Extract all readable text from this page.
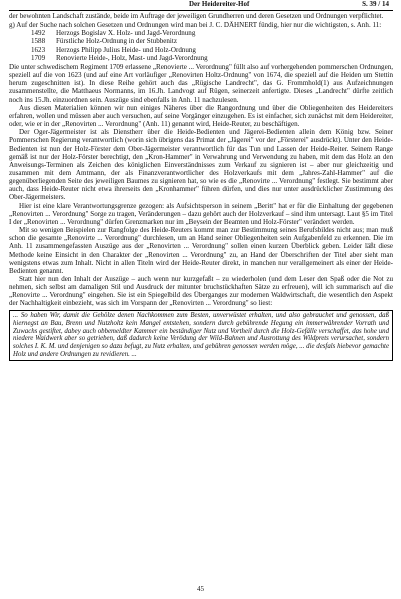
Der Heidereiter-Hof	S. 39 / 14

der bewohnten Landschaft zustände, beide im Auftrage der jeweiligen Grundherren und deren Gesetzen und Ordnungen verpflichtet.

g) Auf der Suche nach solchen Gesetzen und Ordnungen wird man bei J. C. DÄHNERT fündig, hier nur die wichtigsten, s. Anh. 11:

1492	Herzogs Bogislav X. Holz- und Jagd-Verordnung
1588	Fürstliche Holz-Ordnung in der Stubbenitz
1623	Herzogs Philipp Julius Heide- und Holz-Ordnung
1709	Renovierte Heide-, Holz, Mast- und Jagd-Verordnung

Die unter schwedischem Regiment 1709 erlassene „Renovierte ... Verordnung" füllt also auf vorhergehenden pommerschen Ordnungen, speziell auf die von 1623 (und auf eine Art vorläufiger „Renovirten Holtz-Ordnung" von 1674, die speziell auf die Heiden um Stettin herum zugeschnitten ist). In diese Reihe gehört auch das „Rügische Landrecht", das G. Frommhold(1) aus Aufzeichnungen zusammenstellte, die Matthaeus Normanns, im 16.Jh. Landvogt auf Rügen, seinerzeit anfertigte. Dieses „Landrecht" dürfte zeitlich noch ins 15.Jh. einzuordnen sein. Auszüge sind ebenfalls in Anh. 11 nachzulesen.

Aus diesen Materialien können wir nun einiges Näheres über die Rangordnung und über die Obliegenheiten des Heidereiters erfahren, wollen und müssen aber auch versuchen, auf seine Vorgänger einzugehen. Es ist einfacher, sich zunächst mit dem Heidereiter, oder, wie er in der „Renovirten ... Verordnung" (Anh. 11) genannt wird, Heide-Reuter, zu beschäftigen.

Der Oger-Jägermeister ist als Dienstherr über die Heide-Bedienten und Jägerei-Bedienten allein dem König bzw. Seiner Pommerschen Regierung verantwortlich (worin sich übrigens das Primat der „Jägerei" vor der „Försterei" ausdrückt). Unter den Heide-Bedienten ist nun der Holz-Förster dem Ober-Jägermeister verantwortlich für das Tun und Lassen der Heide-Reiter. Seinem Range gemäß ist nur der Holz-Förster berechtigt, den „Kron-Hammer" in Verwahrung und Verwendung zu haben, mit dem das Holz an den Anweisungs-Terminen als Zeichen des königlichen Einverständnisses zum Verkauf zu signieren ist – aber nur gleichzeitig und zusammen mit dem Amtmann, der als Finanzverantwortlicher des Holzverkaufs mit dem „Jahres-Zahl-Hammer" auf die gegenüberliegenden Seite des jeweiligen Baumes zu signieren hat, so wie es die „Renovirte ... Verordnung" festlegt. Sie bestimmt aber auch, dass Heide-Reuter nicht etwa ihrerseits den „Kronhammer" führen dürfen, und dies nur unter ausdrücklicher Zustimmung des Ober-Jägermeisters.

Hier ist eine klare Verantwortungsgrenze gezogen: als Aufsichtsperson in seinem „Beritt" hat er für die Einhaltung der gegebenen „Renovirten ... Verordnung" Sorge zu tragen, Veränderungen – dazu gehört auch der Holzverkauf – sind ihm untersagt. Laut §5 im Titel I der „Renovirten ... Verordnung" dürfen Grenzmarken nur im „Beysein der Beamten und Holz-Förster" verändert werden.

Mit so wenigen Beispielen zur Rangfolge des Heide-Reuters kommt man zur Bestimmung seines Berufsbildes nicht aus; man muß schon die gesamte „Renovirte ... Verordnung" durchlesen, um an Hand seiner Obliegenheiten sein Aufgabenfeld zu erkennen. Die im Anh. 11 zusammengefassten Auszüge aus der „Renovirten ... Verordnung" sollen einen kurzen Überblick geben. Leider läßt diese Methode keine Einsicht in den Charakter der „Renovirten ... Verordnung" zu, an Hand der Überschriften der Titel aber sieht man wenigstens etwas zum Inhalt. Nicht in allen Titeln wird der Heide-Reuter direkt, in manchen nur verallgemeinert als einer der Heide-Bedienten genannt.

Statt hier nun den Inhalt der Auszüge – auch wenn nur kurzgefaßt – zu wiederholen (und dem Leser den Spaß oder die Not zu nehmen, sich selbst am damaligen Stil und Ausdruck der mitunter bruchstückhaften Sätze zu erfreuen), will ich summarisch auf die „Renovirte ... Verordnung" eingehen. Sie ist ein Spiegelbild des Überganges zur modernen Waldwirtschaft, die wesentlich den Aspekt der Nachhaltigkeit einbezieht, was sich im Vorspann der „Renovirten ... Verordnung" so liest:

... So haben Wir, damit die Gehölze denen Nachkommen zum Besten, unverwüstet erhalten, und also gebrauchet und genossen, daß hiernegst an Bau, Brenn und Nutzholtz kein Mangel entstehen, sondern durch gebührende Hegung ein immerwährender Vorrath und Zuwachs gestiftet, dabey auch obbemeldter Kammer ein beständiger Nutz und Vortheil durch die Holz-Gefälle verschaffet, das hohe und niedere Waidwerk aber so getrieben, daß dadurch keine Verödung der Wild-Bahnen und Ausrottung des Wildprets verursachet, sondern solches I. K. M. und denjenigen so dazu befugt, zu Nutz erhalten, und gebühren genossen werden möge, ... die desfals hiebevor gemachte Holz und andere Ordnungen zu revidieren. ...
45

# # # # #

Copy out the entries verbatim and leave the images out.

Extract all readable text from this page.
Der Heidereiter-Hof	S. 39 / 14

der bewohnten Landschaft zustände, beide im Auftrage der jeweiligen Grundherren und deren Gesetzen und Ordnungen verpflichtet.

g) Auf der Suche nach solchen Gesetzen und Ordnungen wird man bei J. C. DÄHNERT fündig, hier nur die wichtigsten, s. Anh. 11:

1492	Herzogs Bogislav X. Holz- und Jagd-Verordnung
1588	Fürstliche Holz-Ordnung in der Stubbenitz
1623	Herzogs Philipp Julius Heide- und Holz-Ordnung
1709	Renovierte Heide-, Holz, Mast- und Jagd-Verordnung

Die unter schwedischem Regiment 1709 erlassene „Renovierte ... Verordnung" füllt also auf vorhergehenden pommerschen Ordnungen, speziell auf die von 1623 (und auf eine Art vorläufiger „Renovirten Holtz-Ordnung" von 1674, die speziell auf die Heiden um Stettin herum zugeschnitten ist). In diese Reihe gehört auch das „Rügische Landrecht", das G. Frommhold(1) aus Aufzeichnungen zusammenstellte, die Matthaeus Normanns, im 16.Jh. Landvogt auf Rügen, seinerzeit anfertigte. Dieses „Landrecht" dürfte zeitlich noch ins 15.Jh. einzuordnen sein. Auszüge sind ebenfalls in Anh. 11 nachzulesen.

Aus diesen Materialien können wir nun einiges Näheres über die Rangordnung und über die Obliegenheiten des Heidereiters erfahren, wollen und müssen aber auch versuchen, auf seine Vorgänger einzugehen. Es ist einfacher, sich zunächst mit dem Heidereiter, oder, wie er in der „Renovirten ... Verordnung" (Anh. 11) genannt wird, Heide-Reuter, zu beschäftigen.

Der Oger-Jägermeister ist als Dienstherr über die Heide-Bedienten und Jägerei-Bedienten allein dem König bzw. Seiner Pommerschen Regierung verantwortlich (worin sich übrigens das Primat der „Jägerei" vor der „Försterei" ausdrückt). Unter den Heide-Bedienten ist nun der Holz-Förster dem Ober-Jägermeister verantwortlich für das Tun und Lassen der Heide-Reiter. Seinem Range gemäß ist nur der Holz-Förster berechtigt, den „Kron-Hammer" in Verwahrung und Verwendung zu haben, mit dem das Holz an den Anweisungs-Terminen als Zeichen des königlichen Einverständnisses zum Verkauf zu signieren ist – aber nur gleichzeitig und zusammen mit dem Amtmann, der als Finanzverantwortlicher des Holzverkaufs mit dem „Jahres-Zahl-Hammer" auf die gegenüberliegenden Seite des jeweiligen Baumes zu signieren hat, so wie es die „Renovirte ... Verordnung" festlegt. Sie bestimmt aber auch, dass Heide-Reuter nicht etwa ihrerseits den „Kronhammer" führen dürfen, und dies nur unter ausdrücklicher Zustimmung des Ober-Jägermeisters.

Hier ist eine klare Verantwortungsgrenze gezogen: als Aufsichtsperson in seinem „Beritt" hat er für die Einhaltung der gegebenen „Renovirten ... Verordnung" Sorge zu tragen, Veränderungen – dazu gehört auch der Holzverkauf – sind ihm untersagt. Laut §5 im Titel I der „Renovirten ... Verordnung" dürfen Grenzmarken nur im „Beysein der Beamten und Holz-Förster" verändert werden.

Mit so wenigen Beispielen zur Rangfolge des Heide-Reuters kommt man zur Bestimmung seines Berufsbildes nicht aus; man muß schon die gesamte „Renovirte ... Verordnung" durchlesen, um an Hand seiner Obliegenheiten sein Aufgabenfeld zu erkennen. Die im Anh. 11 zusammengefassten Auszüge aus der „Renovirten ... Verordnung" sollen einen kurzen Überblick geben. Leider läßt diese Methode keine Einsicht in den Charakter der „Renovirten ... Verordnung" zu, an Hand der Überschriften der Titel aber sieht man wenigstens etwas zum Inhalt. Nicht in allen Titeln wird der Heide-Reuter direkt, in manchen nur verallgemeinert als einer der Heide-Bedienten genannt.

Statt hier nun den Inhalt der Auszüge – auch wenn nur kurzgefaßt – zu wiederholen (und dem Leser den Spaß oder die Not zu nehmen, sich selbst am damaligen Stil und Ausdruck der mitunter bruchstückhaften Sätze zu erfreuen), will ich summarisch auf die „Renovirte ... Verordnung" eingehen. Sie ist ein Spiegelbild des Überganges zur modernen Waldwirtschaft, die wesentlich den Aspekt der Nachhaltigkeit einbezieht, was sich im Vorspann der „Renovirten ... Verordnung" so liest:

... So haben Wir, damit die Gehölze denen Nachkommen zum Besten, unverwüstet erhalten, und also gebrauchet und genossen, daß hiernegst an Bau, Brenn und Nutzholtz kein Mangel entstehen, sondern durch gebührende Hegung ein immerwährender Vorrath und Zuwachs gestiftet, dabey auch obbemeldter Kammer ein beständiger Nutz und Vortheil durch die Holz-Gefälle verschaffet, das hohe und niedere Waidwerk aber so getrieben, daß dadurch keine Verödung der Wild-Bahnen und Ausrottung des Wildprets verursachet, sondern solches I. K. M. und denjenigen so dazu befugt, zu Nutz erhalten, und gebühren genossen werden möge, ... die desfals hiebevor gemachte Holz und andere Ordnungen zu revidieren. ...
45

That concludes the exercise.